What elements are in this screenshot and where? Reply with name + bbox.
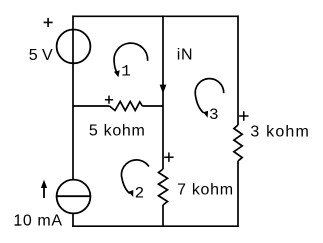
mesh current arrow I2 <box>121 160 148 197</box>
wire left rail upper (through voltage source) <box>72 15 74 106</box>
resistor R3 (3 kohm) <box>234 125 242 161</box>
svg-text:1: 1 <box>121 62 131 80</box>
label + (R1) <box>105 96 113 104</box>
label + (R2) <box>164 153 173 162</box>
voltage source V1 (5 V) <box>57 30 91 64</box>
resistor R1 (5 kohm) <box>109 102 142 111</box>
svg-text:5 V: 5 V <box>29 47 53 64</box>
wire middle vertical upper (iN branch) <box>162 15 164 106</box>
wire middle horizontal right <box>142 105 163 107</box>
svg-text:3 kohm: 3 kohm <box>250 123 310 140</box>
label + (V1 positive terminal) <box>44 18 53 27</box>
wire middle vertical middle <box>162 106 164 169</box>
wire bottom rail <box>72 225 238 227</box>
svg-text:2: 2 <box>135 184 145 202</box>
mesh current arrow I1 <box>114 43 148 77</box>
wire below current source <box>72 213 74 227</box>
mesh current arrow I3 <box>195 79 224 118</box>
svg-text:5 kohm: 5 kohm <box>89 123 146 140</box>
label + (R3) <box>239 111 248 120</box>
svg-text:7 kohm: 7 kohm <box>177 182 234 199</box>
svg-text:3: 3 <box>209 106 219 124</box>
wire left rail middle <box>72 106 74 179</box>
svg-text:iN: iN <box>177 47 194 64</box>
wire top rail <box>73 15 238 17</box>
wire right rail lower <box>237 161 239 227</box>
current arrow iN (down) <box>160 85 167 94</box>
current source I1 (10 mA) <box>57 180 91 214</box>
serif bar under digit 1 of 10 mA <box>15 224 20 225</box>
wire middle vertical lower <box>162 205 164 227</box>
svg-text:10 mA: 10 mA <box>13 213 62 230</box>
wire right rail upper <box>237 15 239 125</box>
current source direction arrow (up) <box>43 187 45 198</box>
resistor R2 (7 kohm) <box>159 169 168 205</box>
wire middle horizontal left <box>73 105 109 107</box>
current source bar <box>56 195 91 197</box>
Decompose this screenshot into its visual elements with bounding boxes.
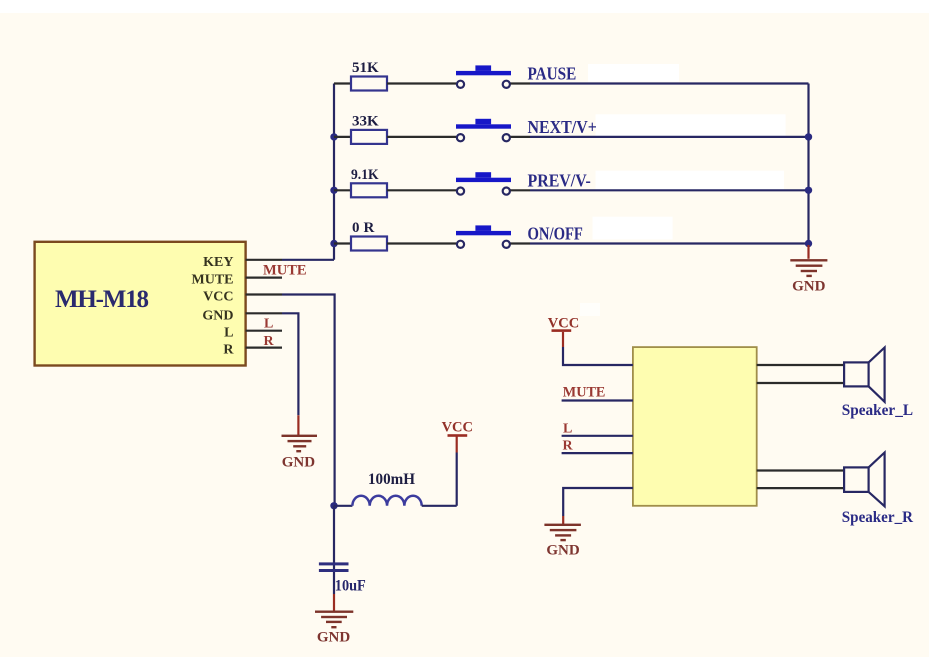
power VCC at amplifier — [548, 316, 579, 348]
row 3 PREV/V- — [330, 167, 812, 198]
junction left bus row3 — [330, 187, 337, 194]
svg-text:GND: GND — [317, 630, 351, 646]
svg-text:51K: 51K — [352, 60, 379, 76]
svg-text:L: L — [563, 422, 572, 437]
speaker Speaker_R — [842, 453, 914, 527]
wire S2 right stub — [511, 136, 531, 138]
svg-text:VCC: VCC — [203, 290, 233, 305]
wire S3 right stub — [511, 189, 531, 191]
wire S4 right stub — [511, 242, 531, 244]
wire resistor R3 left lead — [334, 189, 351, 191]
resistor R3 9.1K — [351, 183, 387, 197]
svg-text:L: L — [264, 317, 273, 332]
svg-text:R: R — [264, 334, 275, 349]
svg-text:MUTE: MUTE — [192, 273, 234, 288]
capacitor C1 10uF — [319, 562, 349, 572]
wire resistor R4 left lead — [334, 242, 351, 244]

__________________________________________________

» **Directive**: Reproduce every line of the material above verbatim, leaving out the pictures.

» **Solved problem**:
What elements are in this screenshot and where? Reply with name + bbox.
mesh current arrow I2 <box>121 160 148 197</box>
wire left rail upper (through voltage source) <box>72 15 74 106</box>
resistor R3 (3 kohm) <box>234 125 242 161</box>
svg-text:1: 1 <box>121 62 131 80</box>
label + (R1) <box>105 96 113 104</box>
label + (R2) <box>164 153 173 162</box>
voltage source V1 (5 V) <box>57 30 91 64</box>
resistor R1 (5 kohm) <box>109 102 142 111</box>
svg-text:5 V: 5 V <box>29 47 53 64</box>
wire middle vertical upper (iN branch) <box>162 15 164 106</box>
wire middle horizontal right <box>142 105 163 107</box>
svg-text:3 kohm: 3 kohm <box>250 123 310 140</box>
label + (V1 positive terminal) <box>44 18 53 27</box>
wire middle vertical middle <box>162 106 164 169</box>
wire bottom rail <box>72 225 238 227</box>
svg-text:2: 2 <box>135 184 145 202</box>
mesh current arrow I1 <box>114 43 148 77</box>
wire below current source <box>72 213 74 227</box>
mesh current arrow I3 <box>195 79 224 118</box>
svg-text:5 kohm: 5 kohm <box>89 123 146 140</box>
label + (R3) <box>239 111 248 120</box>
svg-text:7 kohm: 7 kohm <box>177 182 234 199</box>
svg-text:3: 3 <box>209 106 219 124</box>
wire left rail middle <box>72 106 74 179</box>
svg-text:iN: iN <box>177 47 194 64</box>
wire top rail <box>73 15 238 17</box>
wire right rail lower <box>237 161 239 227</box>
current arrow iN (down) <box>160 85 167 94</box>
current source I1 (10 mA) <box>57 180 91 214</box>
serif bar under digit 1 of 10 mA <box>15 224 20 225</box>
wire middle vertical lower <box>162 205 164 227</box>
svg-text:10 mA: 10 mA <box>13 213 62 230</box>
wire right rail upper <box>237 15 239 125</box>
current source direction arrow (up) <box>43 187 45 198</box>
resistor R2 (7 kohm) <box>159 169 168 205</box>
wire middle horizontal left <box>73 105 109 107</box>
current source bar <box>56 195 91 197</box>
Decompose this screenshot into its visual elements with bounding boxes.
power VCC at amplifier — [548, 316, 579, 348]
row 3 PREV/V- — [330, 167, 812, 198]
junction left bus row3 — [330, 187, 337, 194]
svg-text:GND: GND — [317, 630, 351, 646]
svg-text:51K: 51K — [352, 60, 379, 76]
svg-text:L: L — [563, 422, 572, 437]
speaker Speaker_R — [842, 453, 914, 527]
wire S2 right stub — [511, 136, 531, 138]
svg-text:VCC: VCC — [203, 290, 233, 305]
wire S3 right stub — [511, 189, 531, 191]
wire S4 right stub — [511, 242, 531, 244]
wire resistor R3 left lead — [334, 189, 351, 191]
resistor R3 9.1K — [351, 183, 387, 197]
svg-text:L: L — [264, 317, 273, 332]
svg-text:R: R — [264, 334, 275, 349]
svg-text:MUTE: MUTE — [192, 273, 234, 288]
capacitor C1 10uF — [319, 562, 349, 572]
wire resistor R4 left lead — [334, 242, 351, 244]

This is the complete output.